Input material:
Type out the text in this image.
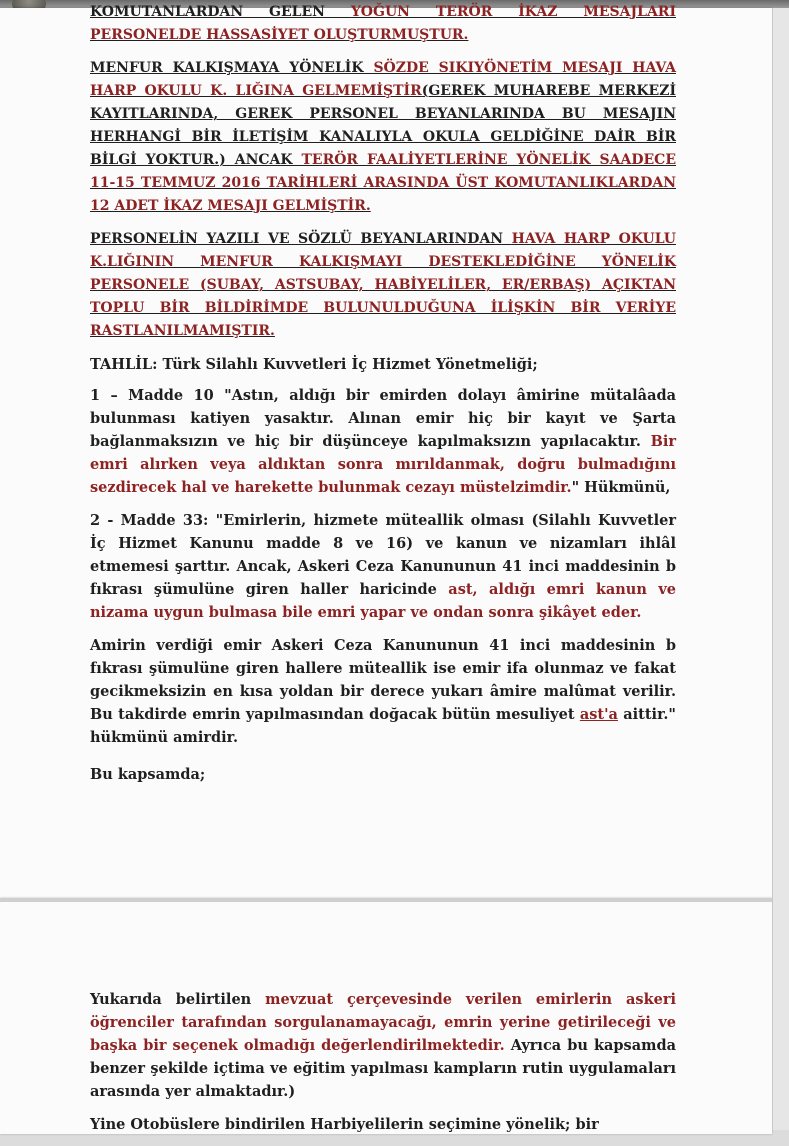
KOMUTANLARDAN GELEN YOĞUN TERÖR İKAZ MESAJLARI PERSONELDE HASSASİYET OLUŞTURMUŞTUR.

MENFUR KALKIŞMAYA YÖNELİK SÖZDE SIKIYÖNETİM MESAJI HAVA HARP OKULU K. LIĞINA GELMEMİŞTİR(GEREK MUHAREBE MERKEZİ KAYITLARINDA, GEREK PERSONEL BEYANLARINDA BU MESAJIN HERHANGİ BİR İLETİŞİM KANALIYLA OKULA GELDİĞİNE DAİR BİR BİLGİ YOKTUR.) ANCAK TERÖR FAALİYETLERİNE YÖNELİK SAADECE 11-15 TEMMUZ 2016 TARİHLERİ ARASINDA ÜST KOMUTANLIKLARDAN 12 ADET İKAZ MESAJI GELMİŞTİR.

PERSONELİN YAZILI VE SÖZLÜ BEYANLARINDAN HAVA HARP OKULU K.LIĞININ MENFUR KALKIŞMAYI DESTEKLEDİĞİNE YÖNELİK PERSONELE (SUBAY, ASTSUBAY, HABİYELİLER, ER/ERBAŞ) AÇIKTAN TOPLU BİR BİLDİRİMDE BULUNULDUĞUNA İLİŞKİN BİR VERİYE RASTLANILMAMIŞTIR.

TAHLİL: Türk Silahlı Kuvvetleri İç Hizmet Yönetmeliği;

1 – Madde 10 "Astın, aldığı bir emirden dolayı âmirine mütalâada bulunması katiyen yasaktır. Alınan emir hiç bir kayıt ve Şarta bağlanmaksızın ve hiç bir düşünceye kapılmaksızın yapılacaktır. Bir emri alırken veya aldıktan sonra mırıldanmak, doğru bulmadığını sezdirecek hal ve harekette bulunmak cezayı müstelzimdir." Hükmünü,

2 - Madde 33: "Emirlerin, hizmete müteallik olması (Silahlı Kuvvetler İç Hizmet Kanunu madde 8 ve 16) ve kanun ve nizamları ihlâl etmemesi şarttır. Ancak, Askeri Ceza Kanununun 41 inci maddesinin b fıkrası şümulüne giren haller haricinde ast, aldığı emri kanun ve nizama uygun bulmasa bile emri yapar ve ondan sonra şikâyet eder.

Amirin verdiği emir Askeri Ceza Kanununun 41 inci maddesinin b fıkrası şümulüne giren hallere müteallik ise emir ifa olunmaz ve fakat gecikmeksizin en kısa yoldan bir derece yukarı âmire malûmat verilir. Bu takdirde emrin yapılmasından doğacak bütün mesuliyet ast'a aittir." hükmünü amirdir.

Bu kapsamda;

Yukarıda belirtilen mevzuat çerçevesinde verilen emirlerin askeri öğrenciler tarafından sorgulanamayacağı, emrin yerine getirileceği ve başka bir seçenek olmadığı değerlendirilmektedir. Ayrıca bu kapsamda benzer şekilde içtima ve eğitim yapılması kampların rutin uygulamaları arasında yer almaktadır.)

Yine Otobüslere bindirilen Harbiyelilerin seçimine yönelik; bir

The exercise: Go through the listing above and write it all out exactly, leaving out any picture.

Written answer:
Type out the text in this image.
KOMUTANLARDAN GELEN YOĞUN TERÖR İKAZ MESAJLARI PERSONELDE HASSASİYET OLUŞTURMUŞTUR.

MENFUR KALKIŞMAYA YÖNELİK SÖZDE SIKIYÖNETİM MESAJI HAVA HARP OKULU K. LIĞINA GELMEMİŞTİR(GEREK MUHAREBE MERKEZİ KAYITLARINDA, GEREK PERSONEL BEYANLARINDA BU MESAJIN HERHANGİ BİR İLETİŞİM KANALIYLA OKULA GELDİĞİNE DAİR BİR BİLGİ YOKTUR.) ANCAK TERÖR FAALİYETLERİNE YÖNELİK SAADECE 11-15 TEMMUZ 2016 TARİHLERİ ARASINDA ÜST KOMUTANLIKLARDAN 12 ADET İKAZ MESAJI GELMİŞTİR.

PERSONELİN YAZILI VE SÖZLÜ BEYANLARINDAN HAVA HARP OKULU K.LIĞININ MENFUR KALKIŞMAYI DESTEKLEDİĞİNE YÖNELİK PERSONELE (SUBAY, ASTSUBAY, HABİYELİLER, ER/ERBAŞ) AÇIKTAN TOPLU BİR BİLDİRİMDE BULUNULDUĞUNA İLİŞKİN BİR VERİYE RASTLANILMAMIŞTIR.

TAHLİL: Türk Silahlı Kuvvetleri İç Hizmet Yönetmeliği;

1 – Madde 10 "Astın, aldığı bir emirden dolayı âmirine mütalâada bulunması katiyen yasaktır. Alınan emir hiç bir kayıt ve Şarta bağlanmaksızın ve hiç bir düşünceye kapılmaksızın yapılacaktır. Bir emri alırken veya aldıktan sonra mırıldanmak, doğru bulmadığını sezdirecek hal ve harekette bulunmak cezayı müstelzimdir." Hükmünü,

2 - Madde 33: "Emirlerin, hizmete müteallik olması (Silahlı Kuvvetler İç Hizmet Kanunu madde 8 ve 16) ve kanun ve nizamları ihlâl etmemesi şarttır. Ancak, Askeri Ceza Kanununun 41 inci maddesinin b fıkrası şümulüne giren haller haricinde ast, aldığı emri kanun ve nizama uygun bulmasa bile emri yapar ve ondan sonra şikâyet eder.

Amirin verdiği emir Askeri Ceza Kanununun 41 inci maddesinin b fıkrası şümulüne giren hallere müteallik ise emir ifa olunmaz ve fakat gecikmeksizin en kısa yoldan bir derece yukarı âmire malûmat verilir. Bu takdirde emrin yapılmasından doğacak bütün mesuliyet ast'a aittir." hükmünü amirdir.

Bu kapsamda;

Yukarıda belirtilen mevzuat çerçevesinde verilen emirlerin askeri öğrenciler tarafından sorgulanamayacağı, emrin yerine getirileceği ve başka bir seçenek olmadığı değerlendirilmektedir. Ayrıca bu kapsamda benzer şekilde içtima ve eğitim yapılması kampların rutin uygulamaları arasında yer almaktadır.)

Yine Otobüslere bindirilen Harbiyelilerin seçimine yönelik; bir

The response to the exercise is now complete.